» **Entries shown**:
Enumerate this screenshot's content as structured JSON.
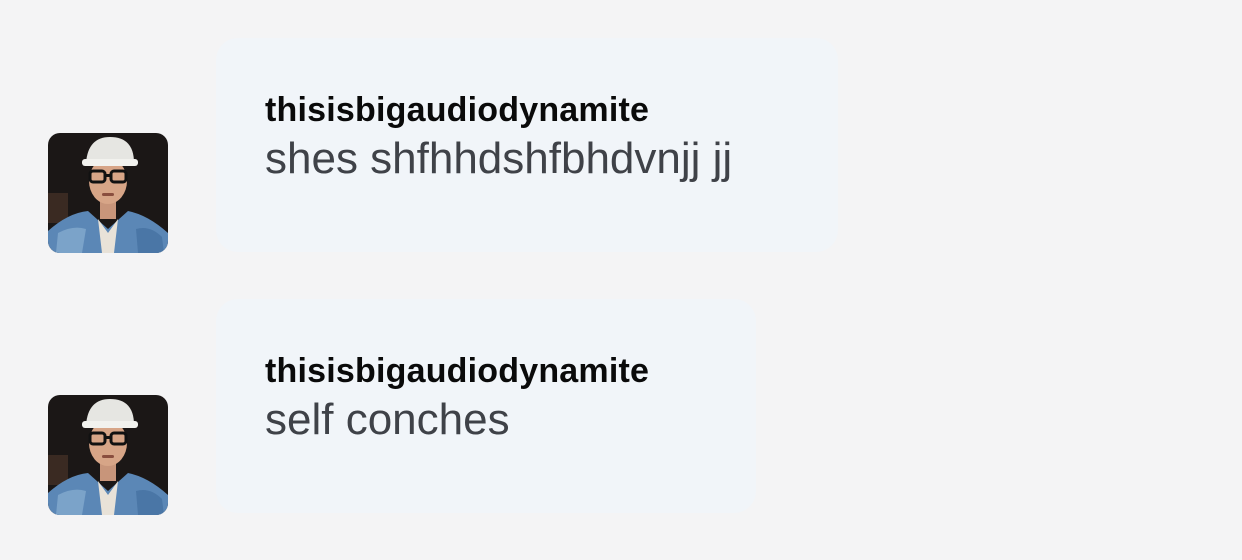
{
  "messages": [
    {
      "username": "thisisbigaudiodynamite",
      "text": "shes shfhhdshfbhdvnjj jj",
      "avatar_icon": "user-photo-avatar"
    },
    {
      "username": "thisisbigaudiodynamite",
      "text": "self conches",
      "avatar_icon": "user-photo-avatar"
    }
  ],
  "colors": {
    "background": "#f4f4f5",
    "bubble": "#f1f5f9",
    "username": "#0a0a0a",
    "text": "#3f4248"
  }
}
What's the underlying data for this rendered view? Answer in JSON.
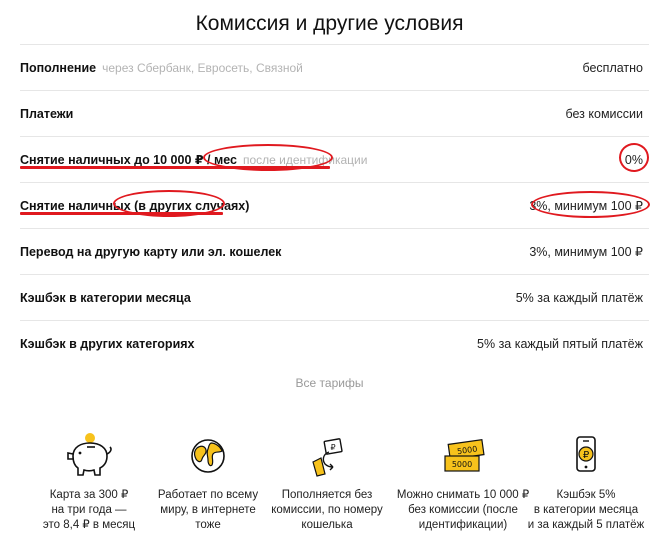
{
  "page_title": "Комиссия и другие условия",
  "rows": [
    {
      "name": "Пополнение",
      "note": "через Сбербанк, Евросеть, Связной",
      "value": "бесплатно"
    },
    {
      "name": "Платежи",
      "note": "",
      "value": "без комиссии"
    },
    {
      "name": "Снятие наличных до 10 000 ₽ / мес",
      "note": "после идентификации",
      "value": "0%"
    },
    {
      "name": "Снятие наличных (в других случаях)",
      "note": "",
      "value": "3%, минимум 100 ₽"
    },
    {
      "name": "Перевод на другую карту или эл. кошелек",
      "note": "",
      "value": "3%, минимум 100 ₽"
    },
    {
      "name": "Кэшбэк в категории месяца",
      "note": "",
      "value": "5% за каждый платёж"
    },
    {
      "name": "Кэшбэк в других категориях",
      "note": "",
      "value": "5% за каждый пятый платёж"
    }
  ],
  "all_tariffs_link": "Все тарифы",
  "features": [
    {
      "icon": "piggy-bank-icon",
      "lines": [
        "Карта за 300 ₽",
        "на три года —",
        "это 8,4 ₽ в месяц"
      ]
    },
    {
      "icon": "globe-icon",
      "lines": [
        "Работает по всему",
        "миру, в интернете",
        "тоже"
      ]
    },
    {
      "icon": "wallet-topup-icon",
      "lines": [
        "Пополняется без",
        "комиссии, по номеру",
        "кошелька"
      ]
    },
    {
      "icon": "banknotes-icon",
      "banknote_label": "5000",
      "lines": [
        "Можно снимать 10 000 ₽",
        "без комиссии (после",
        "идентификации)"
      ]
    },
    {
      "icon": "phone-ruble-icon",
      "lines": [
        "Кэшбэк 5%",
        "в категории месяца",
        "и за каждый 5 платёж"
      ]
    }
  ],
  "colors": {
    "accent": "#f7c21c",
    "annotation": "#e0191f",
    "muted": "#b3b3b3",
    "divider": "#e6e6e6"
  }
}
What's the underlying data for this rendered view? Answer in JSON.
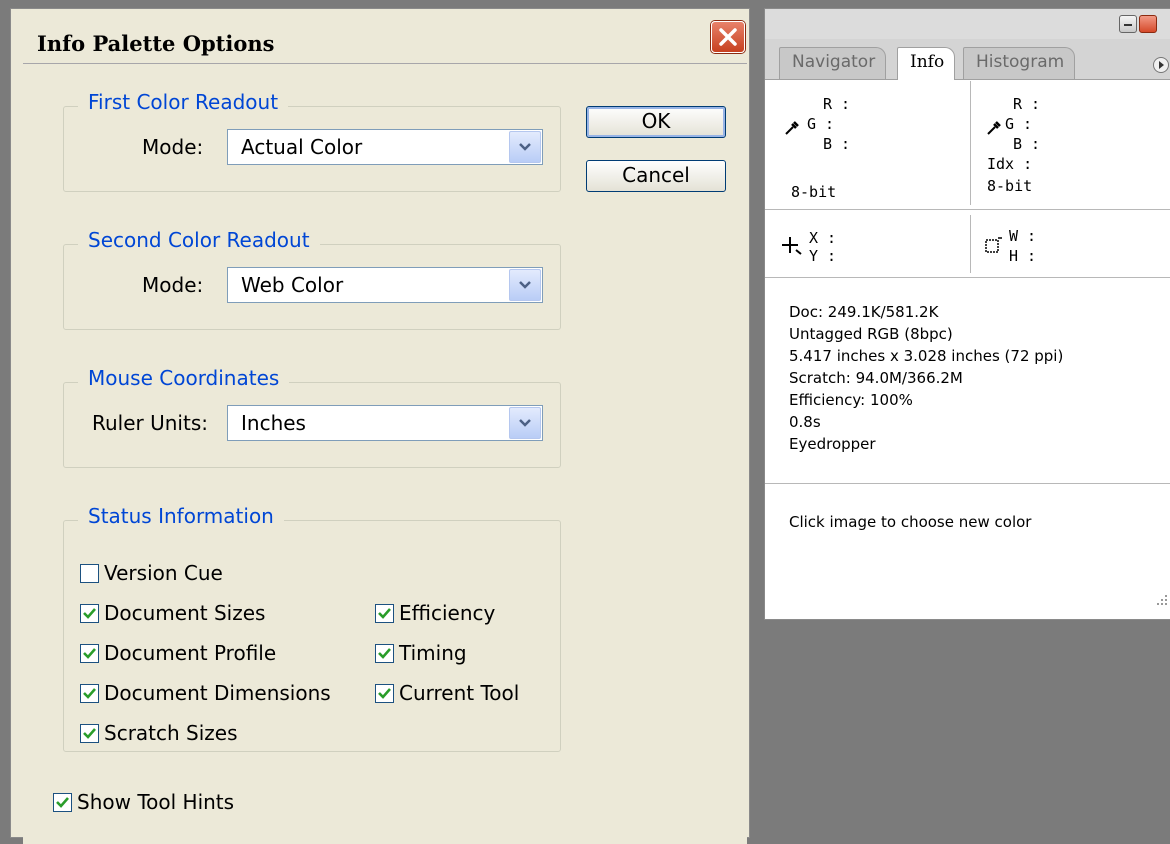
{
  "dialog": {
    "title": "Info Palette Options",
    "ok_label": "OK",
    "cancel_label": "Cancel",
    "first_readout": {
      "legend": "First Color Readout",
      "mode_label": "Mode:",
      "mode_value": "Actual Color"
    },
    "second_readout": {
      "legend": "Second Color Readout",
      "mode_label": "Mode:",
      "mode_value": "Web Color"
    },
    "mouse_coords": {
      "legend": "Mouse Coordinates",
      "units_label": "Ruler Units:",
      "units_value": "Inches"
    },
    "status_info": {
      "legend": "Status Information",
      "items": [
        {
          "label": "Version Cue",
          "checked": false
        },
        {
          "label": "Document Sizes",
          "checked": true
        },
        {
          "label": "Document Profile",
          "checked": true
        },
        {
          "label": "Document Dimensions",
          "checked": true
        },
        {
          "label": "Scratch Sizes",
          "checked": true
        },
        {
          "label": "Efficiency",
          "checked": true
        },
        {
          "label": "Timing",
          "checked": true
        },
        {
          "label": "Current Tool",
          "checked": true
        }
      ]
    },
    "show_tool_hints": {
      "label": "Show Tool Hints",
      "checked": true
    }
  },
  "palette": {
    "tabs": [
      "Navigator",
      "Info",
      "Histogram"
    ],
    "active_tab": "Info",
    "left_readout": {
      "r": "R :",
      "g": "G :",
      "b": "B :",
      "depth": "8-bit"
    },
    "right_readout": {
      "r": "R :",
      "g": "G :",
      "b": "B :",
      "idx": "Idx :",
      "depth": "8-bit"
    },
    "coords": {
      "x": "X :",
      "y": "Y :",
      "w": "W :",
      "h": "H :"
    },
    "status_lines": [
      "Doc: 249.1K/581.2K",
      "Untagged RGB (8bpc)",
      "5.417 inches x 3.028 inches (72 ppi)",
      "Scratch: 94.0M/366.2M",
      "Efficiency: 100%",
      "0.8s",
      "Eyedropper"
    ],
    "hint": "Click image to choose new color"
  },
  "colors": {
    "legend": "#0046d5",
    "check": "#2a9d2a",
    "dialog_bg": "#ece9d8"
  }
}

» **What this task involves**:
Every line that holds the word "legend" should be extracted.

» **Result for this exercise**:
      "legend": "First Color Readout",
      "legend": "Second Color Readout",
      "legend": "Mouse Coordinates",
      "legend": "Status Information",
    "legend": "#0046d5",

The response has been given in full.